== THE INPUT
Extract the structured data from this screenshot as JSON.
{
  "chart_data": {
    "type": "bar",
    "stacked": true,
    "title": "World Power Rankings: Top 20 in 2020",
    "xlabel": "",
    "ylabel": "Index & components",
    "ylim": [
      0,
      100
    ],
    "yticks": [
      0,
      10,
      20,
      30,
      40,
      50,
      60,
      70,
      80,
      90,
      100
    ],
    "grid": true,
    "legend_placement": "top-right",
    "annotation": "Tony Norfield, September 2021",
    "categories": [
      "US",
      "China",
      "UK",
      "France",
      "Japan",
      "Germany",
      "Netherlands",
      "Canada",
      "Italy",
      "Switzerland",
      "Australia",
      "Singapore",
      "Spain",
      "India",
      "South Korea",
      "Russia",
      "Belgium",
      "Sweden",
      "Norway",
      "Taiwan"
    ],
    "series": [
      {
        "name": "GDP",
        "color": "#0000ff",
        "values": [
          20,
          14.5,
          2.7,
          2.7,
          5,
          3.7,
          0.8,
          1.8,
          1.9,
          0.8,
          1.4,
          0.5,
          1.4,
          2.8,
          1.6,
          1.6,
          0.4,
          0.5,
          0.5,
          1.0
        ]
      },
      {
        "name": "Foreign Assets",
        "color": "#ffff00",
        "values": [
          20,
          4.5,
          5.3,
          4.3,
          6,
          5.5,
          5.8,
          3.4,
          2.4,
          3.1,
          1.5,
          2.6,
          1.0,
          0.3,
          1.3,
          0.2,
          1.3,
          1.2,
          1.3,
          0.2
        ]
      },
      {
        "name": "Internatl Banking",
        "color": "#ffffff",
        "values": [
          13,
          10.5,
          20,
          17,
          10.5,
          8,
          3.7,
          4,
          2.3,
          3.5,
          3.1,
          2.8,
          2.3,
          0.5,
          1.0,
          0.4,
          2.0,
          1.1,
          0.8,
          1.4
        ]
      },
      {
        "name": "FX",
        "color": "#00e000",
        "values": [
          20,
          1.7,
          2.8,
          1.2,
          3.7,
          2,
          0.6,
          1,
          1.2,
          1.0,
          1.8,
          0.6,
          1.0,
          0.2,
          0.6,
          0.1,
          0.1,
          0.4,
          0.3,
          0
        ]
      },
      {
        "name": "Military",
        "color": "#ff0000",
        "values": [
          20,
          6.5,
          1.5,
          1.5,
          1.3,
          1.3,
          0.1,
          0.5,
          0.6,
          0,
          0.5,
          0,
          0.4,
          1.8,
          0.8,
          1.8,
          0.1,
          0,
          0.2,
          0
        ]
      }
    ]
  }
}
====
■ **TASK DETAILS**
Take the lines above and print them exactly.

■ **EXPECTED ANSWER**
Extract the structured data from this screenshot as JSON.
{
  "chart_data": {
    "type": "bar",
    "stacked": true,
    "title": "World Power Rankings: Top 20 in 2020",
    "xlabel": "",
    "ylabel": "Index & components",
    "ylim": [
      0,
      100
    ],
    "yticks": [
      0,
      10,
      20,
      30,
      40,
      50,
      60,
      70,
      80,
      90,
      100
    ],
    "grid": true,
    "legend_placement": "top-right",
    "annotation": "Tony Norfield, September 2021",
    "categories": [
      "US",
      "China",
      "UK",
      "France",
      "Japan",
      "Germany",
      "Netherlands",
      "Canada",
      "Italy",
      "Switzerland",
      "Australia",
      "Singapore",
      "Spain",
      "India",
      "South Korea",
      "Russia",
      "Belgium",
      "Sweden",
      "Norway",
      "Taiwan"
    ],
    "series": [
      {
        "name": "GDP",
        "color": "#0000ff",
        "values": [
          20,
          14.5,
          2.7,
          2.7,
          5,
          3.7,
          0.8,
          1.8,
          1.9,
          0.8,
          1.4,
          0.5,
          1.4,
          2.8,
          1.6,
          1.6,
          0.4,
          0.5,
          0.5,
          1.0
        ]
      },
      {
        "name": "Foreign Assets",
        "color": "#ffff00",
        "values": [
          20,
          4.5,
          5.3,
          4.3,
          6,
          5.5,
          5.8,
          3.4,
          2.4,
          3.1,
          1.5,
          2.6,
          1.0,
          0.3,
          1.3,
          0.2,
          1.3,
          1.2,
          1.3,
          0.2
        ]
      },
      {
        "name": "Internatl Banking",
        "color": "#ffffff",
        "values": [
          13,
          10.5,
          20,
          17,
          10.5,
          8,
          3.7,
          4,
          2.3,
          3.5,
          3.1,
          2.8,
          2.3,
          0.5,
          1.0,
          0.4,
          2.0,
          1.1,
          0.8,
          1.4
        ]
      },
      {
        "name": "FX",
        "color": "#00e000",
        "values": [
          20,
          1.7,
          2.8,
          1.2,
          3.7,
          2,
          0.6,
          1,
          1.2,
          1.0,
          1.8,
          0.6,
          1.0,
          0.2,
          0.6,
          0.1,
          0.1,
          0.4,
          0.3,
          0
        ]
      },
      {
        "name": "Military",
        "color": "#ff0000",
        "values": [
          20,
          6.5,
          1.5,
          1.5,
          1.3,
          1.3,
          0.1,
          0.5,
          0.6,
          0,
          0.5,
          0,
          0.4,
          1.8,
          0.8,
          1.8,
          0.1,
          0,
          0.2,
          0
        ]
      }
    ]
  }
}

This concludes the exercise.